(Element box records)
┌──

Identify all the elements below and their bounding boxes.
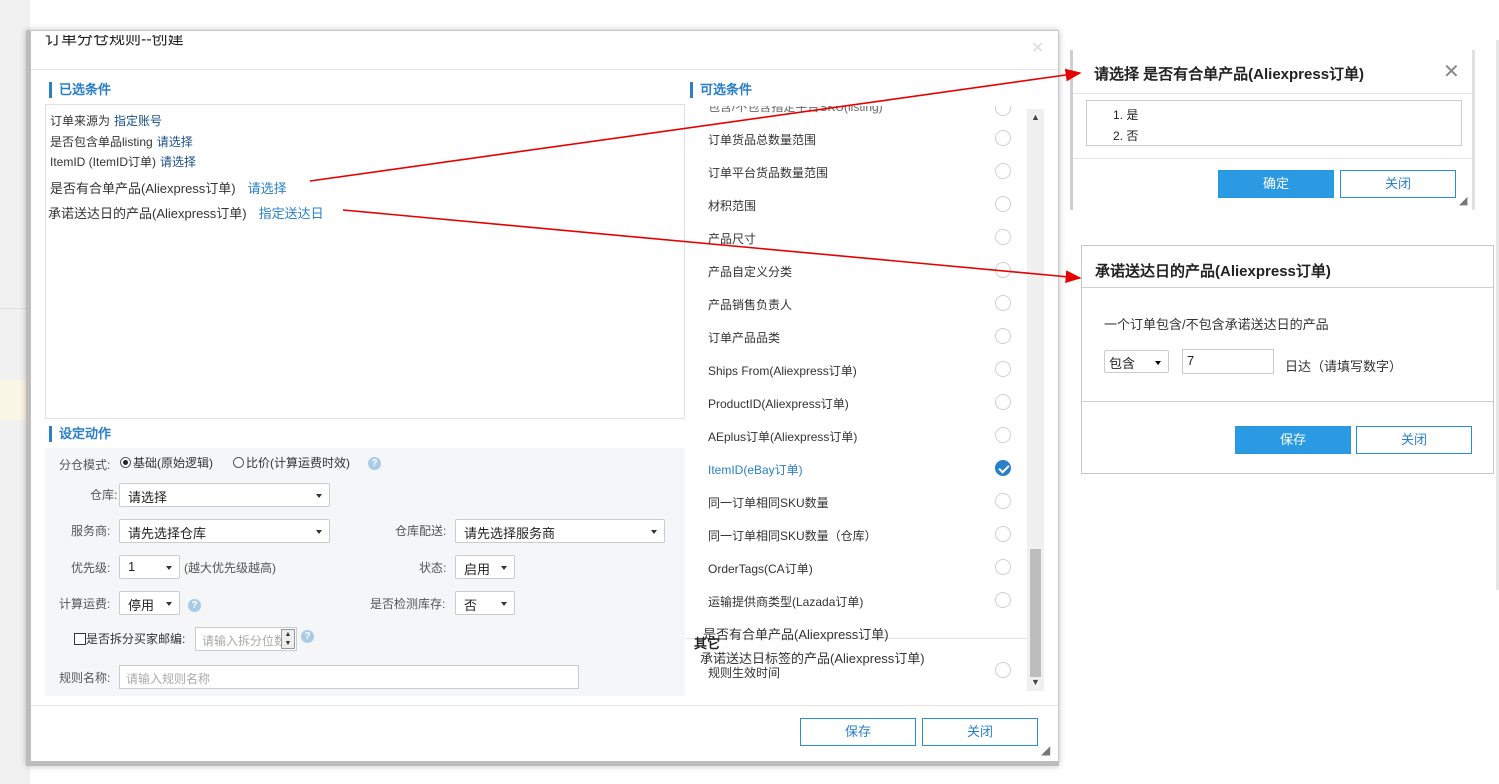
arrow-to-merge-dialog — [309, 68, 1082, 182]
annotation-arrows — [309, 68, 1082, 284]
arrow-to-promise-dialog — [342, 209, 1082, 284]
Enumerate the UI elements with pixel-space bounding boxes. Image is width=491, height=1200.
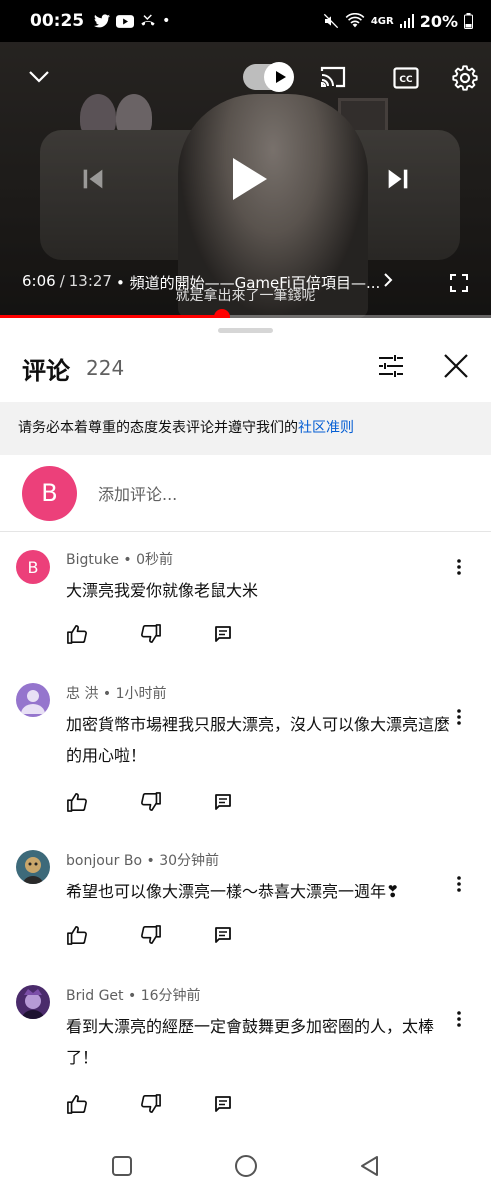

└──

§ What the exercise asks
Rewrite every line of the records above, switching "bounding boxes" to "enclosing rectangles" wherever it occurs and keeping everything else unchanged. Leave out the pictures.

§ Solution below
Identify all the elements below and their enclosing rectangles.
arrow-to-merge-dialog — [309, 68, 1082, 182]
annotation-arrows — [309, 68, 1082, 284]
arrow-to-promise-dialog — [342, 209, 1082, 284]
Enumerate the UI elements with pixel-space enclosing rectangles. Image is width=491, height=1200.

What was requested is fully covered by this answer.